#### Dataset records

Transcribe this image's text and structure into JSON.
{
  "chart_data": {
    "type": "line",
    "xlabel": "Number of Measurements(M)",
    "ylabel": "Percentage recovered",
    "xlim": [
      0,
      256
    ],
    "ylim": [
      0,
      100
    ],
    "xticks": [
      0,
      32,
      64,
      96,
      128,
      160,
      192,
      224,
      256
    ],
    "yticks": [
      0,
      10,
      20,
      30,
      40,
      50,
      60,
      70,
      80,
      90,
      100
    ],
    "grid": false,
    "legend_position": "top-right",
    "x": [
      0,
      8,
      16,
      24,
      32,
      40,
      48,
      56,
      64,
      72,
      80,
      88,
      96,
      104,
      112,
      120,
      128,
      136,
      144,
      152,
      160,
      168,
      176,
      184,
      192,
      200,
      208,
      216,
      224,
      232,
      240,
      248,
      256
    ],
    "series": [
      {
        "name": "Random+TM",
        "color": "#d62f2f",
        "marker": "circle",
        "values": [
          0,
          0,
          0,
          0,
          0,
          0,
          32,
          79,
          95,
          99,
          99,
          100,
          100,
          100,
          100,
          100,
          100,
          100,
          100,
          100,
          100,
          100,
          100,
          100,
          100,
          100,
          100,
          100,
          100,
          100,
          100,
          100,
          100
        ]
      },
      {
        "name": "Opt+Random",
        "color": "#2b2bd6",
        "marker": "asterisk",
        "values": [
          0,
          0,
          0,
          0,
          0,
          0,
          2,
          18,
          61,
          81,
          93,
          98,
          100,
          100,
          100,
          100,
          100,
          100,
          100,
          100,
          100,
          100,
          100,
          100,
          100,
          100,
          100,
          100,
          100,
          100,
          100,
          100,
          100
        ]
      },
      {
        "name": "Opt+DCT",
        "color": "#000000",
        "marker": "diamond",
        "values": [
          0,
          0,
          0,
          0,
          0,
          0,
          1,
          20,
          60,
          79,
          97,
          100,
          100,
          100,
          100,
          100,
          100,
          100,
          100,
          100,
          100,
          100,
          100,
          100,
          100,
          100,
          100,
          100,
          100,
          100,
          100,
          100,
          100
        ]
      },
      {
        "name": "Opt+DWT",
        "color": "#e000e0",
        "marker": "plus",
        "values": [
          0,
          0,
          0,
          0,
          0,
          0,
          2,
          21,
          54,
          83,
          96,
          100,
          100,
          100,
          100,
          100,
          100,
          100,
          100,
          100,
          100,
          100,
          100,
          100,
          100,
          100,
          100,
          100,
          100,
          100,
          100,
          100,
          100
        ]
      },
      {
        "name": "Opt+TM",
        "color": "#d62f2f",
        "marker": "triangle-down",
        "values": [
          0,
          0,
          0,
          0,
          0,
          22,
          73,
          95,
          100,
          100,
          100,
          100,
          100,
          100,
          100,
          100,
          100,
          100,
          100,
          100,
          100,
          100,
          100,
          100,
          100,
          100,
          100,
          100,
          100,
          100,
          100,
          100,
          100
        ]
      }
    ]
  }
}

########

Problem to solve ->
Please repeat all the records above exactly as they appear.

Result ->
Transcribe this image's text and structure into JSON.
{
  "chart_data": {
    "type": "line",
    "xlabel": "Number of Measurements(M)",
    "ylabel": "Percentage recovered",
    "xlim": [
      0,
      256
    ],
    "ylim": [
      0,
      100
    ],
    "xticks": [
      0,
      32,
      64,
      96,
      128,
      160,
      192,
      224,
      256
    ],
    "yticks": [
      0,
      10,
      20,
      30,
      40,
      50,
      60,
      70,
      80,
      90,
      100
    ],
    "grid": false,
    "legend_position": "top-right",
    "x": [
      0,
      8,
      16,
      24,
      32,
      40,
      48,
      56,
      64,
      72,
      80,
      88,
      96,
      104,
      112,
      120,
      128,
      136,
      144,
      152,
      160,
      168,
      176,
      184,
      192,
      200,
      208,
      216,
      224,
      232,
      240,
      248,
      256
    ],
    "series": [
      {
        "name": "Random+TM",
        "color": "#d62f2f",
        "marker": "circle",
        "values": [
          0,
          0,
          0,
          0,
          0,
          0,
          32,
          79,
          95,
          99,
          99,
          100,
          100,
          100,
          100,
          100,
          100,
          100,
          100,
          100,
          100,
          100,
          100,
          100,
          100,
          100,
          100,
          100,
          100,
          100,
          100,
          100,
          100
        ]
      },
      {
        "name": "Opt+Random",
        "color": "#2b2bd6",
        "marker": "asterisk",
        "values": [
          0,
          0,
          0,
          0,
          0,
          0,
          2,
          18,
          61,
          81,
          93,
          98,
          100,
          100,
          100,
          100,
          100,
          100,
          100,
          100,
          100,
          100,
          100,
          100,
          100,
          100,
          100,
          100,
          100,
          100,
          100,
          100,
          100
        ]
      },
      {
        "name": "Opt+DCT",
        "color": "#000000",
        "marker": "diamond",
        "values": [
          0,
          0,
          0,
          0,
          0,
          0,
          1,
          20,
          60,
          79,
          97,
          100,
          100,
          100,
          100,
          100,
          100,
          100,
          100,
          100,
          100,
          100,
          100,
          100,
          100,
          100,
          100,
          100,
          100,
          100,
          100,
          100,
          100
        ]
      },
      {
        "name": "Opt+DWT",
        "color": "#e000e0",
        "marker": "plus",
        "values": [
          0,
          0,
          0,
          0,
          0,
          0,
          2,
          21,
          54,
          83,
          96,
          100,
          100,
          100,
          100,
          100,
          100,
          100,
          100,
          100,
          100,
          100,
          100,
          100,
          100,
          100,
          100,
          100,
          100,
          100,
          100,
          100,
          100
        ]
      },
      {
        "name": "Opt+TM",
        "color": "#d62f2f",
        "marker": "triangle-down",
        "values": [
          0,
          0,
          0,
          0,
          0,
          22,
          73,
          95,
          100,
          100,
          100,
          100,
          100,
          100,
          100,
          100,
          100,
          100,
          100,
          100,
          100,
          100,
          100,
          100,
          100,
          100,
          100,
          100,
          100,
          100,
          100,
          100,
          100
        ]
      }
    ]
  }
}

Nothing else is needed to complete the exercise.